# What to work on
Return all of the entries exactly, with nothing added or left out.

(Dataset records)
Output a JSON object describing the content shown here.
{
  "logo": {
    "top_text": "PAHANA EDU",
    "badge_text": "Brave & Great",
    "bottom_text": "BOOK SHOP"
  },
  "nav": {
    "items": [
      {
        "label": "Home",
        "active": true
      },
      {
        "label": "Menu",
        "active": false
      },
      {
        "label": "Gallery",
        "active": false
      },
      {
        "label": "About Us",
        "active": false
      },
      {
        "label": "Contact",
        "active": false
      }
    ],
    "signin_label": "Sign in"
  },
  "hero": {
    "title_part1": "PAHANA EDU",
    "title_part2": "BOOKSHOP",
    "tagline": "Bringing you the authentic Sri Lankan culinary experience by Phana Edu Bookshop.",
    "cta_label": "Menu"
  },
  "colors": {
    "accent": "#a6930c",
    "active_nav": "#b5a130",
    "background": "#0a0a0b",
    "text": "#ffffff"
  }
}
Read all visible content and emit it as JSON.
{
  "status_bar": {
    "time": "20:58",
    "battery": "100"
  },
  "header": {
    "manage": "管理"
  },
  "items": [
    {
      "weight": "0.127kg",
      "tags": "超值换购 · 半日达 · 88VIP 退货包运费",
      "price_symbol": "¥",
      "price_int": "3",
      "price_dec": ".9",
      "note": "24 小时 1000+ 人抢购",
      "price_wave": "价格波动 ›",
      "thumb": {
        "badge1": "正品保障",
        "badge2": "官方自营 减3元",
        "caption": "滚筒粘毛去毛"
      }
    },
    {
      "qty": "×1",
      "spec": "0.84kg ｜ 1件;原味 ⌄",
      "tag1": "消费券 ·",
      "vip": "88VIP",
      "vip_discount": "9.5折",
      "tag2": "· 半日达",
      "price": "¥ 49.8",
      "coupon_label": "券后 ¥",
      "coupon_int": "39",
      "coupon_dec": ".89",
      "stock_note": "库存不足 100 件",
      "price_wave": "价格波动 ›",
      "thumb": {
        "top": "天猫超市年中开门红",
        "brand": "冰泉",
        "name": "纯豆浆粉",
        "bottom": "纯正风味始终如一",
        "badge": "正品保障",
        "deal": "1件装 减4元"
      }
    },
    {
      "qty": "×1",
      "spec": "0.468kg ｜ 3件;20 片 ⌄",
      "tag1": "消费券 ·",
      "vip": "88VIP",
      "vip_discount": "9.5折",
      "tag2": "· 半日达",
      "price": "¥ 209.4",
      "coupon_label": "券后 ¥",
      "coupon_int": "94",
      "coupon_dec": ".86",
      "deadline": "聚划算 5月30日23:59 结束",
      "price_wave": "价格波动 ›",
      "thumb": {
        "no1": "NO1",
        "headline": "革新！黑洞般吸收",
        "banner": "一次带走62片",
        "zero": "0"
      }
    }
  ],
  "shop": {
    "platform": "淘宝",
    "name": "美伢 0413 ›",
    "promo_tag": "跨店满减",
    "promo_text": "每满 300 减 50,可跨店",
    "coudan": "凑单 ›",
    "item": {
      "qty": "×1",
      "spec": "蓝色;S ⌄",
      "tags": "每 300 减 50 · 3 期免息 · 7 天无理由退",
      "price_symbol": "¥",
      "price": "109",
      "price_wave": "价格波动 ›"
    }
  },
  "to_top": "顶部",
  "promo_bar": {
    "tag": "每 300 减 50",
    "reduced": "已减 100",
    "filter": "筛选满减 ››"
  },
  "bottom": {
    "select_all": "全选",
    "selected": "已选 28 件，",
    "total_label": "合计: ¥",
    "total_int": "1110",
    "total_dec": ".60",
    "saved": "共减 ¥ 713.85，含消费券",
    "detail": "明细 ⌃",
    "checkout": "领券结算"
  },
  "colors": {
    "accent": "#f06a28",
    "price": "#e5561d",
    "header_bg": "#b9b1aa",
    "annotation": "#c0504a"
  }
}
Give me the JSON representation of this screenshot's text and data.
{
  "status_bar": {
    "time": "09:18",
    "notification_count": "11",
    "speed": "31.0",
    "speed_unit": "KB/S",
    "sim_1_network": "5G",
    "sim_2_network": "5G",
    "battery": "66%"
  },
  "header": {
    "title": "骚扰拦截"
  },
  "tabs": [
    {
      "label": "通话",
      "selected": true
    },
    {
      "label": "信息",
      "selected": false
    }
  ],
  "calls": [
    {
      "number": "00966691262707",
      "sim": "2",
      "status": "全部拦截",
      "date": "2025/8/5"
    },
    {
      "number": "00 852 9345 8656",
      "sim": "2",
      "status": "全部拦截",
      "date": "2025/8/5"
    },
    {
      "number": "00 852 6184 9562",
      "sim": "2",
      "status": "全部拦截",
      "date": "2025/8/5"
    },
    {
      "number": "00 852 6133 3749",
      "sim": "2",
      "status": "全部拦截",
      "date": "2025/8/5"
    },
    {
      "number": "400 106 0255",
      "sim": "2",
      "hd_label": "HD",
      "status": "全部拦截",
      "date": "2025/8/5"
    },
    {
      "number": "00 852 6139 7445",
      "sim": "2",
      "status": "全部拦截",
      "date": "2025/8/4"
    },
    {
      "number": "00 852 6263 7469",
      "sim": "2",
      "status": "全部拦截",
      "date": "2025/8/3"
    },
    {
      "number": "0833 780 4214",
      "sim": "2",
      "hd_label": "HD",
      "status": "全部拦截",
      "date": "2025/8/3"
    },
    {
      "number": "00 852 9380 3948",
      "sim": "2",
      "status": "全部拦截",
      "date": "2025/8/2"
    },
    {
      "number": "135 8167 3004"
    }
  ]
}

# Worked answer
Output a JSON object describing the content shown here.
{
  "logo": {
    "top_text": "PAHANA EDU",
    "badge_text": "Brave & Great",
    "bottom_text": "BOOK SHOP"
  },
  "nav": {
    "items": [
      {
        "label": "Home",
        "active": true
      },
      {
        "label": "Menu",
        "active": false
      },
      {
        "label": "Gallery",
        "active": false
      },
      {
        "label": "About Us",
        "active": false
      },
      {
        "label": "Contact",
        "active": false
      }
    ],
    "signin_label": "Sign in"
  },
  "hero": {
    "title_part1": "PAHANA EDU",
    "title_part2": "BOOKSHOP",
    "tagline": "Bringing you the authentic Sri Lankan culinary experience by Phana Edu Bookshop.",
    "cta_label": "Menu"
  },
  "colors": {
    "accent": "#a6930c",
    "active_nav": "#b5a130",
    "background": "#0a0a0b",
    "text": "#ffffff"
  }
}
Read all visible content and emit it as JSON.
{
  "status_bar": {
    "time": "20:58",
    "battery": "100"
  },
  "header": {
    "manage": "管理"
  },
  "items": [
    {
      "weight": "0.127kg",
      "tags": "超值换购 · 半日达 · 88VIP 退货包运费",
      "price_symbol": "¥",
      "price_int": "3",
      "price_dec": ".9",
      "note": "24 小时 1000+ 人抢购",
      "price_wave": "价格波动 ›",
      "thumb": {
        "badge1": "正品保障",
        "badge2": "官方自营 减3元",
        "caption": "滚筒粘毛去毛"
      }
    },
    {
      "qty": "×1",
      "spec": "0.84kg ｜ 1件;原味 ⌄",
      "tag1": "消费券 ·",
      "vip": "88VIP",
      "vip_discount": "9.5折",
      "tag2": "· 半日达",
      "price": "¥ 49.8",
      "coupon_label": "券后 ¥",
      "coupon_int": "39",
      "coupon_dec": ".89",
      "stock_note": "库存不足 100 件",
      "price_wave": "价格波动 ›",
      "thumb": {
        "top": "天猫超市年中开门红",
        "brand": "冰泉",
        "name": "纯豆浆粉",
        "bottom": "纯正风味始终如一",
        "badge": "正品保障",
        "deal": "1件装 减4元"
      }
    },
    {
      "qty": "×1",
      "spec": "0.468kg ｜ 3件;20 片 ⌄",
      "tag1": "消费券 ·",
      "vip": "88VIP",
      "vip_discount": "9.5折",
      "tag2": "· 半日达",
      "price": "¥ 209.4",
      "coupon_label": "券后 ¥",
      "coupon_int": "94",
      "coupon_dec": ".86",
      "deadline": "聚划算 5月30日23:59 结束",
      "price_wave": "价格波动 ›",
      "thumb": {
        "no1": "NO1",
        "headline": "革新！黑洞般吸收",
        "banner": "一次带走62片",
        "zero": "0"
      }
    }
  ],
  "shop": {
    "platform": "淘宝",
    "name": "美伢 0413 ›",
    "promo_tag": "跨店满减",
    "promo_text": "每满 300 减 50,可跨店",
    "coudan": "凑单 ›",
    "item": {
      "qty": "×1",
      "spec": "蓝色;S ⌄",
      "tags": "每 300 减 50 · 3 期免息 · 7 天无理由退",
      "price_symbol": "¥",
      "price": "109",
      "price_wave": "价格波动 ›"
    }
  },
  "to_top": "顶部",
  "promo_bar": {
    "tag": "每 300 减 50",
    "reduced": "已减 100",
    "filter": "筛选满减 ››"
  },
  "bottom": {
    "select_all": "全选",
    "selected": "已选 28 件，",
    "total_label": "合计: ¥",
    "total_int": "1110",
    "total_dec": ".60",
    "saved": "共减 ¥ 713.85，含消费券",
    "detail": "明细 ⌃",
    "checkout": "领券结算"
  },
  "colors": {
    "accent": "#f06a28",
    "price": "#e5561d",
    "header_bg": "#b9b1aa",
    "annotation": "#c0504a"
  }
}
Give me the JSON representation of this screenshot's text and data.
{
  "status_bar": {
    "time": "09:18",
    "notification_count": "11",
    "speed": "31.0",
    "speed_unit": "KB/S",
    "sim_1_network": "5G",
    "sim_2_network": "5G",
    "battery": "66%"
  },
  "header": {
    "title": "骚扰拦截"
  },
  "tabs": [
    {
      "label": "通话",
      "selected": true
    },
    {
      "label": "信息",
      "selected": false
    }
  ],
  "calls": [
    {
      "number": "00966691262707",
      "sim": "2",
      "status": "全部拦截",
      "date": "2025/8/5"
    },
    {
      "number": "00 852 9345 8656",
      "sim": "2",
      "status": "全部拦截",
      "date": "2025/8/5"
    },
    {
      "number": "00 852 6184 9562",
      "sim": "2",
      "status": "全部拦截",
      "date": "2025/8/5"
    },
    {
      "number": "00 852 6133 3749",
      "sim": "2",
      "status": "全部拦截",
      "date": "2025/8/5"
    },
    {
      "number": "400 106 0255",
      "sim": "2",
      "hd_label": "HD",
      "status": "全部拦截",
      "date": "2025/8/5"
    },
    {
      "number": "00 852 6139 7445",
      "sim": "2",
      "status": "全部拦截",
      "date": "2025/8/4"
    },
    {
      "number": "00 852 6263 7469",
      "sim": "2",
      "status": "全部拦截",
      "date": "2025/8/3"
    },
    {
      "number": "0833 780 4214",
      "sim": "2",
      "hd_label": "HD",
      "status": "全部拦截",
      "date": "2025/8/3"
    },
    {
      "number": "00 852 9380 3948",
      "sim": "2",
      "status": "全部拦截",
      "date": "2025/8/2"
    },
    {
      "number": "135 8167 3004"
    }
  ]
}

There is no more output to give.